-- start --

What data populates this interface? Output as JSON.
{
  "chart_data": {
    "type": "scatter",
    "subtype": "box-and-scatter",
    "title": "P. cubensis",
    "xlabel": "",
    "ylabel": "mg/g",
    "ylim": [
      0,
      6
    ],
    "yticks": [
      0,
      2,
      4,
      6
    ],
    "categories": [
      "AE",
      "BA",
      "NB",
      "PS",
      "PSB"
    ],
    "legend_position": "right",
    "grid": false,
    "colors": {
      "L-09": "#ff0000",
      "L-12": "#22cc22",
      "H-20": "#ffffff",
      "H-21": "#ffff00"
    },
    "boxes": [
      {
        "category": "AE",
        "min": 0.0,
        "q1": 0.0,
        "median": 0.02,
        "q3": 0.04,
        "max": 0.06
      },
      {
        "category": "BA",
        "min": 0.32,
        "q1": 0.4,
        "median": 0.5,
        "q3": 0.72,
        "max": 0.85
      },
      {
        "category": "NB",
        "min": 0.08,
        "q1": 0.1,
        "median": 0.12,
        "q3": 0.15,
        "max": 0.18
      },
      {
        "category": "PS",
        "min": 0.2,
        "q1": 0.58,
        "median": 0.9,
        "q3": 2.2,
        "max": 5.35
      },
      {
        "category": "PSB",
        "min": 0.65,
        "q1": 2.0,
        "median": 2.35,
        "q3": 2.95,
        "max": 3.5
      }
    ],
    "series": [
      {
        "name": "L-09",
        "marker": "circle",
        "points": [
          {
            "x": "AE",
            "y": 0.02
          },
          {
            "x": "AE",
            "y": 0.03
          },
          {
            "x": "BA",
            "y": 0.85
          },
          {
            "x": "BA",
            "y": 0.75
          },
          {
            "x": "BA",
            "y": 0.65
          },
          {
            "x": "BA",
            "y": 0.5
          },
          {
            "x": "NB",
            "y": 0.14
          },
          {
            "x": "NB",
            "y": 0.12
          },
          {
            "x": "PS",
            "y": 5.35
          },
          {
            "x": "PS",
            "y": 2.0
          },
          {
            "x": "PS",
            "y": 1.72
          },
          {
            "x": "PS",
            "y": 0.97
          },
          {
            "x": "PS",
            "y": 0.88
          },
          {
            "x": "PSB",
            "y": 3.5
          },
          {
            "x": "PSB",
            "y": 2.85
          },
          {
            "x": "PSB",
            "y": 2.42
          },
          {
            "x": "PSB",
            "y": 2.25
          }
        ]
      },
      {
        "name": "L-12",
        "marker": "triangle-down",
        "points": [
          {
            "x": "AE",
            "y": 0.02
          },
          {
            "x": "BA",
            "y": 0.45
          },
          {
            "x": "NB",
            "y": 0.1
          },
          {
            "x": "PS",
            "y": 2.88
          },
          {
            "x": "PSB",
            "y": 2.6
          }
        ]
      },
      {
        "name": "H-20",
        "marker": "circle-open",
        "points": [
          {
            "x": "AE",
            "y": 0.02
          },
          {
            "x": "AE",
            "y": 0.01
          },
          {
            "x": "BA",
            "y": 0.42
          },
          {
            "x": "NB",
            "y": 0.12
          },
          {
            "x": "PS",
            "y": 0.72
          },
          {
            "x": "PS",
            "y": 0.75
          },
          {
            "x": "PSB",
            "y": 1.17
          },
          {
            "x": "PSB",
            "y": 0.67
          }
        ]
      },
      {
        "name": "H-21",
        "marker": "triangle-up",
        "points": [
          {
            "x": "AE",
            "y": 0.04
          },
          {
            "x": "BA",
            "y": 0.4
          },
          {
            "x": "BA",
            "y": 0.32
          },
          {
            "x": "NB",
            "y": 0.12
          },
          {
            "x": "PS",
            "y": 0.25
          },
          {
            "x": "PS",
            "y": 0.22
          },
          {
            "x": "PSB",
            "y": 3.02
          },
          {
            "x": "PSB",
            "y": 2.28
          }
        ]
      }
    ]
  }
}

-- end --

● **WRITTEN REQUEST**
Repeat the records above exactly, from the first line to the last.

● **SOLUTION FOR THIS EXERCISE**
What data populates this interface? Output as JSON.
{
  "chart_data": {
    "type": "scatter",
    "subtype": "box-and-scatter",
    "title": "P. cubensis",
    "xlabel": "",
    "ylabel": "mg/g",
    "ylim": [
      0,
      6
    ],
    "yticks": [
      0,
      2,
      4,
      6
    ],
    "categories": [
      "AE",
      "BA",
      "NB",
      "PS",
      "PSB"
    ],
    "legend_position": "right",
    "grid": false,
    "colors": {
      "L-09": "#ff0000",
      "L-12": "#22cc22",
      "H-20": "#ffffff",
      "H-21": "#ffff00"
    },
    "boxes": [
      {
        "category": "AE",
        "min": 0.0,
        "q1": 0.0,
        "median": 0.02,
        "q3": 0.04,
        "max": 0.06
      },
      {
        "category": "BA",
        "min": 0.32,
        "q1": 0.4,
        "median": 0.5,
        "q3": 0.72,
        "max": 0.85
      },
      {
        "category": "NB",
        "min": 0.08,
        "q1": 0.1,
        "median": 0.12,
        "q3": 0.15,
        "max": 0.18
      },
      {
        "category": "PS",
        "min": 0.2,
        "q1": 0.58,
        "median": 0.9,
        "q3": 2.2,
        "max": 5.35
      },
      {
        "category": "PSB",
        "min": 0.65,
        "q1": 2.0,
        "median": 2.35,
        "q3": 2.95,
        "max": 3.5
      }
    ],
    "series": [
      {
        "name": "L-09",
        "marker": "circle",
        "points": [
          {
            "x": "AE",
            "y": 0.02
          },
          {
            "x": "AE",
            "y": 0.03
          },
          {
            "x": "BA",
            "y": 0.85
          },
          {
            "x": "BA",
            "y": 0.75
          },
          {
            "x": "BA",
            "y": 0.65
          },
          {
            "x": "BA",
            "y": 0.5
          },
          {
            "x": "NB",
            "y": 0.14
          },
          {
            "x": "NB",
            "y": 0.12
          },
          {
            "x": "PS",
            "y": 5.35
          },
          {
            "x": "PS",
            "y": 2.0
          },
          {
            "x": "PS",
            "y": 1.72
          },
          {
            "x": "PS",
            "y": 0.97
          },
          {
            "x": "PS",
            "y": 0.88
          },
          {
            "x": "PSB",
            "y": 3.5
          },
          {
            "x": "PSB",
            "y": 2.85
          },
          {
            "x": "PSB",
            "y": 2.42
          },
          {
            "x": "PSB",
            "y": 2.25
          }
        ]
      },
      {
        "name": "L-12",
        "marker": "triangle-down",
        "points": [
          {
            "x": "AE",
            "y": 0.02
          },
          {
            "x": "BA",
            "y": 0.45
          },
          {
            "x": "NB",
            "y": 0.1
          },
          {
            "x": "PS",
            "y": 2.88
          },
          {
            "x": "PSB",
            "y": 2.6
          }
        ]
      },
      {
        "name": "H-20",
        "marker": "circle-open",
        "points": [
          {
            "x": "AE",
            "y": 0.02
          },
          {
            "x": "AE",
            "y": 0.01
          },
          {
            "x": "BA",
            "y": 0.42
          },
          {
            "x": "NB",
            "y": 0.12
          },
          {
            "x": "PS",
            "y": 0.72
          },
          {
            "x": "PS",
            "y": 0.75
          },
          {
            "x": "PSB",
            "y": 1.17
          },
          {
            "x": "PSB",
            "y": 0.67
          }
        ]
      },
      {
        "name": "H-21",
        "marker": "triangle-up",
        "points": [
          {
            "x": "AE",
            "y": 0.04
          },
          {
            "x": "BA",
            "y": 0.4
          },
          {
            "x": "BA",
            "y": 0.32
          },
          {
            "x": "NB",
            "y": 0.12
          },
          {
            "x": "PS",
            "y": 0.25
          },
          {
            "x": "PS",
            "y": 0.22
          },
          {
            "x": "PSB",
            "y": 3.02
          },
          {
            "x": "PSB",
            "y": 2.28
          }
        ]
      }
    ]
  }
}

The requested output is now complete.